EXERCISE INPUTS:

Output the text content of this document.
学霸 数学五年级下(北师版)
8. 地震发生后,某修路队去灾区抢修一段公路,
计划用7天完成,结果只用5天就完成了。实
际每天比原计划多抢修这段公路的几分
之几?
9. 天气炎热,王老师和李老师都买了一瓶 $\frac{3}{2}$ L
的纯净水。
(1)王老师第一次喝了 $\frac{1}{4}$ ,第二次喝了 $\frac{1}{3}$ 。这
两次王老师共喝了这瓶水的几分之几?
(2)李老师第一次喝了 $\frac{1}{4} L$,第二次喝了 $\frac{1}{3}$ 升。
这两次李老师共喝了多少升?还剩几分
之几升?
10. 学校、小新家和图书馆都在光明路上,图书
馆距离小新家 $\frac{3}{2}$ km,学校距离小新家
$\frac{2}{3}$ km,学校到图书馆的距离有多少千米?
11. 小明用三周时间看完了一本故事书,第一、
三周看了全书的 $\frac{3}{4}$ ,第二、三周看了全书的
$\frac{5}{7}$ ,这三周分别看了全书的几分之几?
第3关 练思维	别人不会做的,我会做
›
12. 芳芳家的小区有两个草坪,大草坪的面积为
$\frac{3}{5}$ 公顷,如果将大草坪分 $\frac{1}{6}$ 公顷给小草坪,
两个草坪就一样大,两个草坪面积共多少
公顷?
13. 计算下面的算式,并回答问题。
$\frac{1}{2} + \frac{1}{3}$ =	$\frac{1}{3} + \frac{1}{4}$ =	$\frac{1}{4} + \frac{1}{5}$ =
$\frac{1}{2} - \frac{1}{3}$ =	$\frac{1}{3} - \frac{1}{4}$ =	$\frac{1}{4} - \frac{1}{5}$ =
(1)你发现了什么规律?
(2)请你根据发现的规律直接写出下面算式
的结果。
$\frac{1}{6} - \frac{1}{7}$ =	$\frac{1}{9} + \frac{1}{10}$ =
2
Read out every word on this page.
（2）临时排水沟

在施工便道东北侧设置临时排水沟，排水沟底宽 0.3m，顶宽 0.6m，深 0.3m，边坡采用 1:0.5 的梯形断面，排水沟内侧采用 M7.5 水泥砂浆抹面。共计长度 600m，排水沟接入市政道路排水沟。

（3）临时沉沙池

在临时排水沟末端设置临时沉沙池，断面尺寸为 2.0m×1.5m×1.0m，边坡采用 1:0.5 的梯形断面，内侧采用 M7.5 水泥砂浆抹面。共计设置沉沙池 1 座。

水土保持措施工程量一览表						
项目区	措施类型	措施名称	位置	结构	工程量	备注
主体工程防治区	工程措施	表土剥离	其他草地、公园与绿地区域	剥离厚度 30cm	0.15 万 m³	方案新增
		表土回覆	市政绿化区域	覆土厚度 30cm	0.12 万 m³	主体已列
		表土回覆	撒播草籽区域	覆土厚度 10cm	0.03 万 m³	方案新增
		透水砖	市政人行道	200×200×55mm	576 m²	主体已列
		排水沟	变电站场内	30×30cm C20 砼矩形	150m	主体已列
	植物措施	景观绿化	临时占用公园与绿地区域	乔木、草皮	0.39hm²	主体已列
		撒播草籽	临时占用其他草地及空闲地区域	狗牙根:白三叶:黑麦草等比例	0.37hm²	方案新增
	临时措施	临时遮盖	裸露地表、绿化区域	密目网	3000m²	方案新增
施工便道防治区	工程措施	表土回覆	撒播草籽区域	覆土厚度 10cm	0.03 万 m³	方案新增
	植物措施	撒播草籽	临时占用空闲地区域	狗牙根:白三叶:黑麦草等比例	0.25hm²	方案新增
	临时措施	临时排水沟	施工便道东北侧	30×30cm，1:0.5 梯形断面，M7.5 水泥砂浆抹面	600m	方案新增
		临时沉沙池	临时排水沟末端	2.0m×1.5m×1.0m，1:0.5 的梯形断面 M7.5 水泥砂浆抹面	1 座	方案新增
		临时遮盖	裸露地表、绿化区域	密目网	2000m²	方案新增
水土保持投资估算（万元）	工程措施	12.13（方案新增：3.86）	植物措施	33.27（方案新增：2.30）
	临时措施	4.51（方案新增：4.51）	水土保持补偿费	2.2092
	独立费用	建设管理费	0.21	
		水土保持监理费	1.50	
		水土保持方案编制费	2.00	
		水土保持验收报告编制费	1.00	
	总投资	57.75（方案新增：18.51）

EXERCISE DESCRIPTION:
List every line above that contains the word "方案新增".

FINISHED ANSWER:
主体工程防治区	工程措施	表土剥离	其他草地、公园与绿地区域	剥离厚度 30cm	0.15 万 m³	方案新增
		表土回覆	撒播草籽区域	覆土厚度 10cm	0.03 万 m³	方案新增
		撒播草籽	临时占用其他草地及空闲地区域	狗牙根:白三叶:黑麦草等比例	0.37hm²	方案新增
	临时措施	临时遮盖	裸露地表、绿化区域	密目网	3000m²	方案新增
施工便道防治区	工程措施	表土回覆	撒播草籽区域	覆土厚度 10cm	0.03 万 m³	方案新增
	植物措施	撒播草籽	临时占用空闲地区域	狗牙根:白三叶:黑麦草等比例	0.25hm²	方案新增
	临时措施	临时排水沟	施工便道东北侧	30×30cm，1:0.5 梯形断面，M7.5 水泥砂浆抹面	600m	方案新增
		临时沉沙池	临时排水沟末端	2.0m×1.5m×1.0m，1:0.5 的梯形断面 M7.5 水泥砂浆抹面	1 座	方案新增
		临时遮盖	裸露地表、绿化区域	密目网	2000m²	方案新增
水土保持投资估算（万元）	工程措施	12.13（方案新增：3.86）	植物措施	33.27（方案新增：2.30）
	临时措施	4.51（方案新增：4.51）	水土保持补偿费	2.2092
	总投资	57.75（方案新增：18.51）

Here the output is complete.